Task description:
Copy every line of the entries that includes the word "value".

Source records:
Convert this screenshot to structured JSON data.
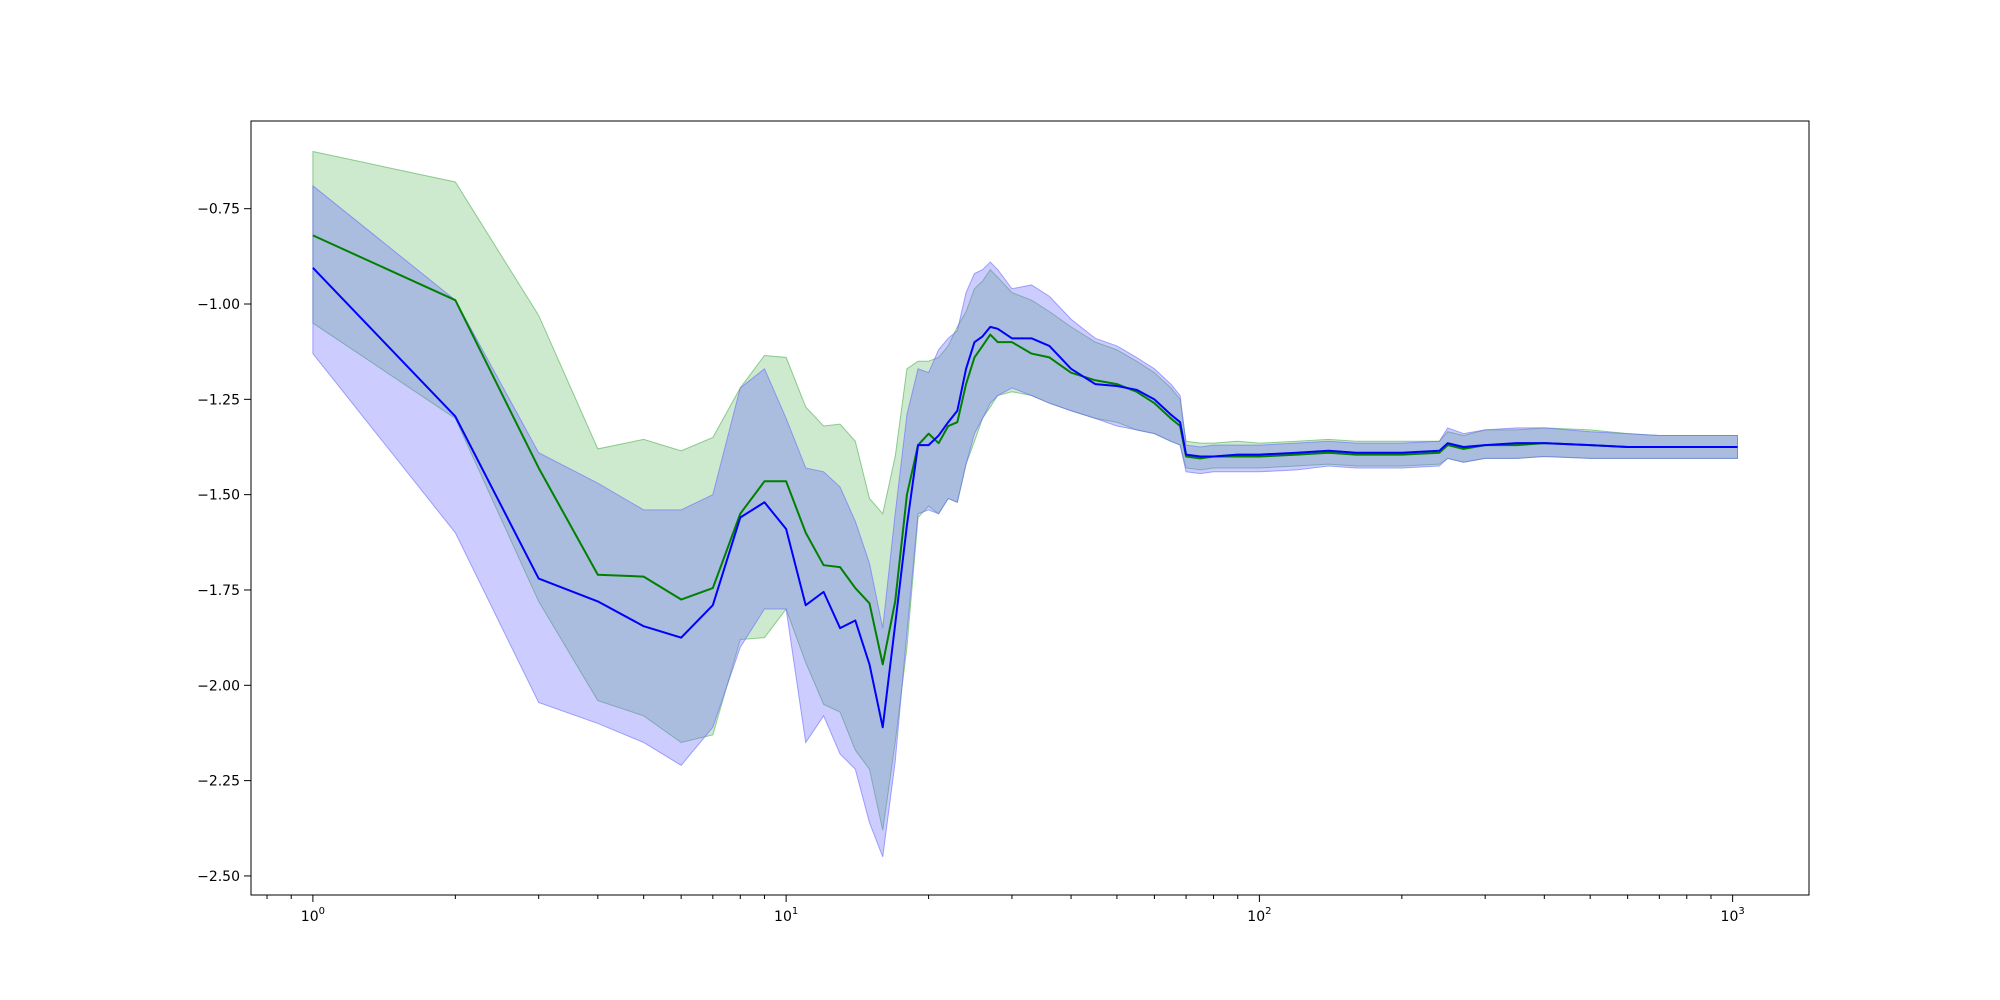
{
  "chart_data": {
    "type": "line",
    "title": "",
    "xlabel": "",
    "ylabel": "",
    "xscale": "log",
    "xlim": [
      0.74,
      1450
    ],
    "ylim": [
      -2.55,
      -0.52
    ],
    "grid": false,
    "x_ticks": [
      {
        "value": 1,
        "base": "10",
        "exp": "0"
      },
      {
        "value": 10,
        "base": "10",
        "exp": "1"
      },
      {
        "value": 100,
        "base": "10",
        "exp": "2"
      },
      {
        "value": 1000,
        "base": "10",
        "exp": "3"
      }
    ],
    "y_ticks": [
      {
        "value": -0.75,
        "label": "−0.75"
      },
      {
        "value": -1.0,
        "label": "−1.00"
      },
      {
        "value": -1.25,
        "label": "−1.25"
      },
      {
        "value": -1.5,
        "label": "−1.50"
      },
      {
        "value": -1.75,
        "label": "−1.75"
      },
      {
        "value": -2.0,
        "label": "−2.00"
      },
      {
        "value": -2.25,
        "label": "−2.25"
      },
      {
        "value": -2.5,
        "label": "−2.50"
      }
    ],
    "series": [
      {
        "color": "#008000",
        "band_color": "#4caf50",
        "band_opacity": 0.28,
        "x": [
          1,
          2,
          3,
          4,
          5,
          6,
          7,
          8,
          9,
          10,
          11,
          12,
          13,
          14,
          15,
          16,
          17,
          18,
          19,
          20,
          21,
          22,
          23,
          24,
          25,
          26,
          27,
          28,
          30,
          33,
          36,
          40,
          45,
          50,
          55,
          60,
          65,
          68,
          70,
          75,
          80,
          90,
          100,
          120,
          140,
          160,
          200,
          240,
          250,
          270,
          300,
          350,
          400,
          500,
          600,
          700,
          800,
          1000,
          1024
        ],
        "y": [
          -0.82,
          -0.99,
          -1.43,
          -1.71,
          -1.715,
          -1.775,
          -1.745,
          -1.55,
          -1.465,
          -1.465,
          -1.6,
          -1.685,
          -1.69,
          -1.745,
          -1.785,
          -1.945,
          -1.78,
          -1.5,
          -1.37,
          -1.34,
          -1.365,
          -1.32,
          -1.31,
          -1.21,
          -1.14,
          -1.11,
          -1.08,
          -1.1,
          -1.1,
          -1.13,
          -1.14,
          -1.18,
          -1.2,
          -1.21,
          -1.23,
          -1.26,
          -1.3,
          -1.32,
          -1.4,
          -1.405,
          -1.4,
          -1.4,
          -1.4,
          -1.395,
          -1.39,
          -1.395,
          -1.395,
          -1.39,
          -1.37,
          -1.38,
          -1.37,
          -1.37,
          -1.365,
          -1.37,
          -1.375,
          -1.375,
          -1.375,
          -1.375,
          -1.375
        ],
        "upper": [
          -0.6,
          -0.68,
          -1.03,
          -1.38,
          -1.355,
          -1.385,
          -1.35,
          -1.22,
          -1.135,
          -1.14,
          -1.27,
          -1.32,
          -1.315,
          -1.36,
          -1.51,
          -1.55,
          -1.4,
          -1.17,
          -1.15,
          -1.15,
          -1.14,
          -1.11,
          -1.06,
          -1.02,
          -0.96,
          -0.94,
          -0.91,
          -0.93,
          -0.97,
          -0.99,
          -1.02,
          -1.06,
          -1.1,
          -1.12,
          -1.15,
          -1.18,
          -1.22,
          -1.25,
          -1.36,
          -1.365,
          -1.365,
          -1.36,
          -1.365,
          -1.36,
          -1.355,
          -1.36,
          -1.36,
          -1.36,
          -1.335,
          -1.345,
          -1.33,
          -1.33,
          -1.325,
          -1.33,
          -1.34,
          -1.345,
          -1.345,
          -1.345,
          -1.345
        ],
        "lower": [
          -1.05,
          -1.3,
          -1.78,
          -2.04,
          -2.08,
          -2.15,
          -2.13,
          -1.88,
          -1.875,
          -1.8,
          -1.94,
          -2.05,
          -2.07,
          -2.17,
          -2.22,
          -2.38,
          -2.15,
          -1.9,
          -1.56,
          -1.53,
          -1.55,
          -1.51,
          -1.52,
          -1.42,
          -1.36,
          -1.3,
          -1.27,
          -1.24,
          -1.23,
          -1.24,
          -1.26,
          -1.28,
          -1.3,
          -1.31,
          -1.33,
          -1.34,
          -1.36,
          -1.37,
          -1.43,
          -1.435,
          -1.43,
          -1.43,
          -1.43,
          -1.425,
          -1.42,
          -1.425,
          -1.425,
          -1.42,
          -1.405,
          -1.415,
          -1.405,
          -1.405,
          -1.4,
          -1.405,
          -1.405,
          -1.405,
          -1.405,
          -1.405,
          -1.405
        ]
      },
      {
        "color": "#0000ff",
        "band_color": "#6a6aff",
        "band_opacity": 0.34,
        "x": [
          1,
          2,
          3,
          4,
          5,
          6,
          7,
          8,
          9,
          10,
          11,
          12,
          13,
          14,
          15,
          16,
          17,
          18,
          19,
          20,
          21,
          22,
          23,
          24,
          25,
          26,
          27,
          28,
          30,
          33,
          36,
          40,
          45,
          50,
          55,
          60,
          65,
          68,
          70,
          75,
          80,
          90,
          100,
          120,
          140,
          160,
          200,
          240,
          250,
          270,
          300,
          350,
          400,
          500,
          600,
          700,
          800,
          1000,
          1024
        ],
        "y": [
          -0.905,
          -1.295,
          -1.72,
          -1.78,
          -1.845,
          -1.875,
          -1.79,
          -1.56,
          -1.52,
          -1.59,
          -1.79,
          -1.755,
          -1.85,
          -1.83,
          -1.945,
          -2.11,
          -1.84,
          -1.58,
          -1.37,
          -1.37,
          -1.345,
          -1.31,
          -1.28,
          -1.17,
          -1.1,
          -1.085,
          -1.06,
          -1.065,
          -1.09,
          -1.09,
          -1.11,
          -1.17,
          -1.21,
          -1.215,
          -1.225,
          -1.25,
          -1.29,
          -1.31,
          -1.395,
          -1.4,
          -1.4,
          -1.395,
          -1.395,
          -1.39,
          -1.385,
          -1.39,
          -1.39,
          -1.385,
          -1.365,
          -1.375,
          -1.37,
          -1.365,
          -1.365,
          -1.37,
          -1.375,
          -1.375,
          -1.375,
          -1.375,
          -1.375
        ],
        "upper": [
          -0.69,
          -0.99,
          -1.39,
          -1.47,
          -1.54,
          -1.54,
          -1.5,
          -1.22,
          -1.17,
          -1.3,
          -1.43,
          -1.44,
          -1.48,
          -1.57,
          -1.68,
          -1.85,
          -1.55,
          -1.29,
          -1.17,
          -1.18,
          -1.12,
          -1.09,
          -1.07,
          -0.97,
          -0.92,
          -0.91,
          -0.89,
          -0.91,
          -0.96,
          -0.95,
          -0.98,
          -1.04,
          -1.09,
          -1.11,
          -1.14,
          -1.17,
          -1.21,
          -1.24,
          -1.37,
          -1.375,
          -1.37,
          -1.37,
          -1.37,
          -1.365,
          -1.36,
          -1.365,
          -1.365,
          -1.36,
          -1.325,
          -1.34,
          -1.33,
          -1.325,
          -1.325,
          -1.335,
          -1.34,
          -1.345,
          -1.345,
          -1.345,
          -1.345
        ],
        "lower": [
          -1.13,
          -1.6,
          -2.045,
          -2.1,
          -2.15,
          -2.21,
          -2.11,
          -1.9,
          -1.8,
          -1.8,
          -2.15,
          -2.08,
          -2.18,
          -2.22,
          -2.36,
          -2.45,
          -2.2,
          -1.86,
          -1.55,
          -1.54,
          -1.55,
          -1.51,
          -1.52,
          -1.42,
          -1.34,
          -1.3,
          -1.26,
          -1.24,
          -1.22,
          -1.24,
          -1.26,
          -1.28,
          -1.3,
          -1.32,
          -1.33,
          -1.34,
          -1.36,
          -1.37,
          -1.44,
          -1.445,
          -1.44,
          -1.44,
          -1.44,
          -1.435,
          -1.425,
          -1.43,
          -1.43,
          -1.425,
          -1.405,
          -1.415,
          -1.405,
          -1.405,
          -1.4,
          -1.405,
          -1.405,
          -1.405,
          -1.405,
          -1.405,
          -1.405
        ]
      }
    ]
  }
}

Solution to this problem:
        "value": 1,
        "value": 10,
        "value": 100,
        "value": 1000,
        "value": -0.75,
        "value": -1.0,
        "value": -1.25,
        "value": -1.5,
        "value": -1.75,
        "value": -2.0,
        "value": -2.25,
        "value": -2.5,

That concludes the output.